(Dataset rows)
▽

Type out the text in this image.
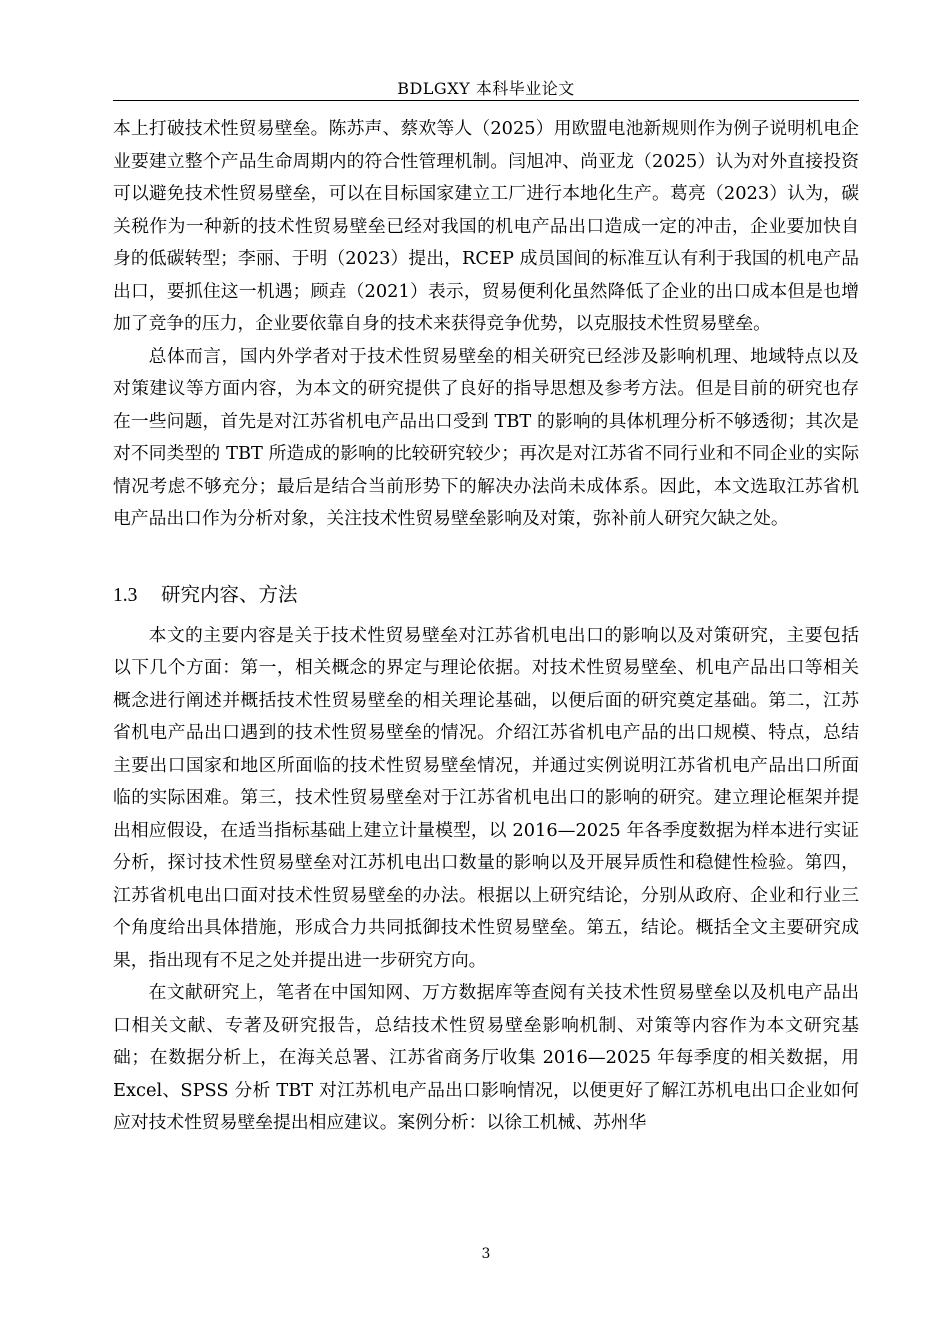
BDLGXY 本科毕业论文

本上打破技术性贸易壁垒。陈苏声、蔡欢等人（2025）用欧盟电池新规则作为例子说明机电企业要建立整个产品生命周期内的符合性管理机制。闫旭冲、尚亚龙（2025）认为对外直接投资可以避免技术性贸易壁垒，可以在目标国家建立工厂进行本地化生产。葛亮（2023）认为，碳关税作为一种新的技术性贸易壁垒已经对我国的机电产品出口造成一定的冲击，企业要加快自身的低碳转型；李丽、于明（2023）提出，RCEP 成员国间的标准互认有利于我国的机电产品出口，要抓住这一机遇；顾垚（2021）表示，贸易便利化虽然降低了企业的出口成本但是也增加了竞争的压力，企业要依靠自身的技术来获得竞争优势，以克服技术性贸易壁垒。

总体而言，国内外学者对于技术性贸易壁垒的相关研究已经涉及影响机理、地域特点以及对策建议等方面内容，为本文的研究提供了良好的指导思想及参考方法。但是目前的研究也存在一些问题，首先是对江苏省机电产品出口受到 TBT 的影响的具体机理分析不够透彻；其次是对不同类型的 TBT 所造成的影响的比较研究较少；再次是对江苏省不同行业和不同企业的实际情况考虑不够充分；最后是结合当前形势下的解决办法尚未成体系。因此，本文选取江苏省机电产品出口作为分析对象，关注技术性贸易壁垒影响及对策，弥补前人研究欠缺之处。

1.3 研究内容、方法

本文的主要内容是关于技术性贸易壁垒对江苏省机电出口的影响以及对策研究，主要包括以下几个方面：第一，相关概念的界定与理论依据。对技术性贸易壁垒、机电产品出口等相关概念进行阐述并概括技术性贸易壁垒的相关理论基础，以便后面的研究奠定基础。第二，江苏省机电产品出口遇到的技术性贸易壁垒的情况。介绍江苏省机电产品的出口规模、特点，总结主要出口国家和地区所面临的技术性贸易壁垒情况，并通过实例说明江苏省机电产品出口所面临的实际困难。第三，技术性贸易壁垒对于江苏省机电出口的影响的研究。建立理论框架并提出相应假设，在适当指标基础上建立计量模型，以 2016—2025 年各季度数据为样本进行实证分析，探讨技术性贸易壁垒对江苏机电出口数量的影响以及开展异质性和稳健性检验。第四，江苏省机电出口面对技术性贸易壁垒的办法。根据以上研究结论，分别从政府、企业和行业三个角度给出具体措施，形成合力共同抵御技术性贸易壁垒。第五，结论。概括全文主要研究成果，指出现有不足之处并提出进一步研究方向。

在文献研究上，笔者在中国知网、万方数据库等查阅有关技术性贸易壁垒以及机电产品出口相关文献、专著及研究报告，总结技术性贸易壁垒影响机制、对策等内容作为本文研究基础；在数据分析上，在海关总署、江苏省商务厅收集 2016—2025 年每季度的相关数据，用 Excel、SPSS 分析 TBT 对江苏机电产品出口影响情况，以便更好了解江苏机电出口企业如何应对技术性贸易壁垒提出相应建议。案例分析：以徐工机械、苏州华

3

△

(Work to do) Every line above should be returned exactly; the pictures stay out.

(Solution to this problem)
Type out the text in this image.
BDLGXY 本科毕业论文

本上打破技术性贸易壁垒。陈苏声、蔡欢等人（2025）用欧盟电池新规则作为例子说明机电企业要建立整个产品生命周期内的符合性管理机制。闫旭冲、尚亚龙（2025）认为对外直接投资可以避免技术性贸易壁垒，可以在目标国家建立工厂进行本地化生产。葛亮（2023）认为，碳关税作为一种新的技术性贸易壁垒已经对我国的机电产品出口造成一定的冲击，企业要加快自身的低碳转型；李丽、于明（2023）提出，RCEP 成员国间的标准互认有利于我国的机电产品出口，要抓住这一机遇；顾垚（2021）表示，贸易便利化虽然降低了企业的出口成本但是也增加了竞争的压力，企业要依靠自身的技术来获得竞争优势，以克服技术性贸易壁垒。

总体而言，国内外学者对于技术性贸易壁垒的相关研究已经涉及影响机理、地域特点以及对策建议等方面内容，为本文的研究提供了良好的指导思想及参考方法。但是目前的研究也存在一些问题，首先是对江苏省机电产品出口受到 TBT 的影响的具体机理分析不够透彻；其次是对不同类型的 TBT 所造成的影响的比较研究较少；再次是对江苏省不同行业和不同企业的实际情况考虑不够充分；最后是结合当前形势下的解决办法尚未成体系。因此，本文选取江苏省机电产品出口作为分析对象，关注技术性贸易壁垒影响及对策，弥补前人研究欠缺之处。

1.3 研究内容、方法

本文的主要内容是关于技术性贸易壁垒对江苏省机电出口的影响以及对策研究，主要包括以下几个方面：第一，相关概念的界定与理论依据。对技术性贸易壁垒、机电产品出口等相关概念进行阐述并概括技术性贸易壁垒的相关理论基础，以便后面的研究奠定基础。第二，江苏省机电产品出口遇到的技术性贸易壁垒的情况。介绍江苏省机电产品的出口规模、特点，总结主要出口国家和地区所面临的技术性贸易壁垒情况，并通过实例说明江苏省机电产品出口所面临的实际困难。第三，技术性贸易壁垒对于江苏省机电出口的影响的研究。建立理论框架并提出相应假设，在适当指标基础上建立计量模型，以 2016—2025 年各季度数据为样本进行实证分析，探讨技术性贸易壁垒对江苏机电出口数量的影响以及开展异质性和稳健性检验。第四，江苏省机电出口面对技术性贸易壁垒的办法。根据以上研究结论，分别从政府、企业和行业三个角度给出具体措施，形成合力共同抵御技术性贸易壁垒。第五，结论。概括全文主要研究成果，指出现有不足之处并提出进一步研究方向。

在文献研究上，笔者在中国知网、万方数据库等查阅有关技术性贸易壁垒以及机电产品出口相关文献、专著及研究报告，总结技术性贸易壁垒影响机制、对策等内容作为本文研究基础；在数据分析上，在海关总署、江苏省商务厅收集 2016—2025 年每季度的相关数据，用 Excel、SPSS 分析 TBT 对江苏机电产品出口影响情况，以便更好了解江苏机电出口企业如何应对技术性贸易壁垒提出相应建议。案例分析：以徐工机械、苏州华

3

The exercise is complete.